- _What the task requires_: Output each entry exactly; skip nothing.
____
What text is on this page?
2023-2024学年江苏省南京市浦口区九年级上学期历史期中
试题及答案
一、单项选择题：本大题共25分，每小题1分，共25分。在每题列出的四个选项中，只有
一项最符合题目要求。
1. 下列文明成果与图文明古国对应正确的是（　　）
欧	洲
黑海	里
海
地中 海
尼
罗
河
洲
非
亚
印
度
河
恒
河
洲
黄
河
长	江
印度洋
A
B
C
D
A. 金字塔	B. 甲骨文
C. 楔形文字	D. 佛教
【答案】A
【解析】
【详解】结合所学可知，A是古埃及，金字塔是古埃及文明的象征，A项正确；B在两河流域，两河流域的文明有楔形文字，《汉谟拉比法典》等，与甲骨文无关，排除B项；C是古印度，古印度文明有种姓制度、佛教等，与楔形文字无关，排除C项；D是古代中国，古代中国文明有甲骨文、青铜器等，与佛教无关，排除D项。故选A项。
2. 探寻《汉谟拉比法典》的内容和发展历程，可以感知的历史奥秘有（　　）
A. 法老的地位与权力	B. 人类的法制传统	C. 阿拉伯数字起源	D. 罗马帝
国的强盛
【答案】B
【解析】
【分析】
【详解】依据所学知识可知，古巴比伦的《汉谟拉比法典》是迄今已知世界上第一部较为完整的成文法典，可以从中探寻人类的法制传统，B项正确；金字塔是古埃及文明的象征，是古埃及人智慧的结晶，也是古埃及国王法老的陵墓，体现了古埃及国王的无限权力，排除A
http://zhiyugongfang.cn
____
- _Expected answer_:
What text is on this page?
2023-2024学年江苏省南京市浦口区九年级上学期历史期中
试题及答案
一、单项选择题：本大题共25分，每小题1分，共25分。在每题列出的四个选项中，只有
一项最符合题目要求。
1. 下列文明成果与图文明古国对应正确的是（　　）
欧	洲
黑海	里
海
地中 海
尼
罗
河
洲
非
亚
印
度
河
恒
河
洲
黄
河
长	江
印度洋
A
B
C
D
A. 金字塔	B. 甲骨文
C. 楔形文字	D. 佛教
【答案】A
【解析】
【详解】结合所学可知，A是古埃及，金字塔是古埃及文明的象征，A项正确；B在两河流域，两河流域的文明有楔形文字，《汉谟拉比法典》等，与甲骨文无关，排除B项；C是古印度，古印度文明有种姓制度、佛教等，与楔形文字无关，排除C项；D是古代中国，古代中国文明有甲骨文、青铜器等，与佛教无关，排除D项。故选A项。
2. 探寻《汉谟拉比法典》的内容和发展历程，可以感知的历史奥秘有（　　）
A. 法老的地位与权力	B. 人类的法制传统	C. 阿拉伯数字起源	D. 罗马帝
国的强盛
【答案】B
【解析】
【分析】
【详解】依据所学知识可知，古巴比伦的《汉谟拉比法典》是迄今已知世界上第一部较为完整的成文法典，可以从中探寻人类的法制传统，B项正确；金字塔是古埃及文明的象征，是古埃及人智慧的结晶，也是古埃及国王法老的陵墓，体现了古埃及国王的无限权力，排除A
http://zhiyugongfang.cn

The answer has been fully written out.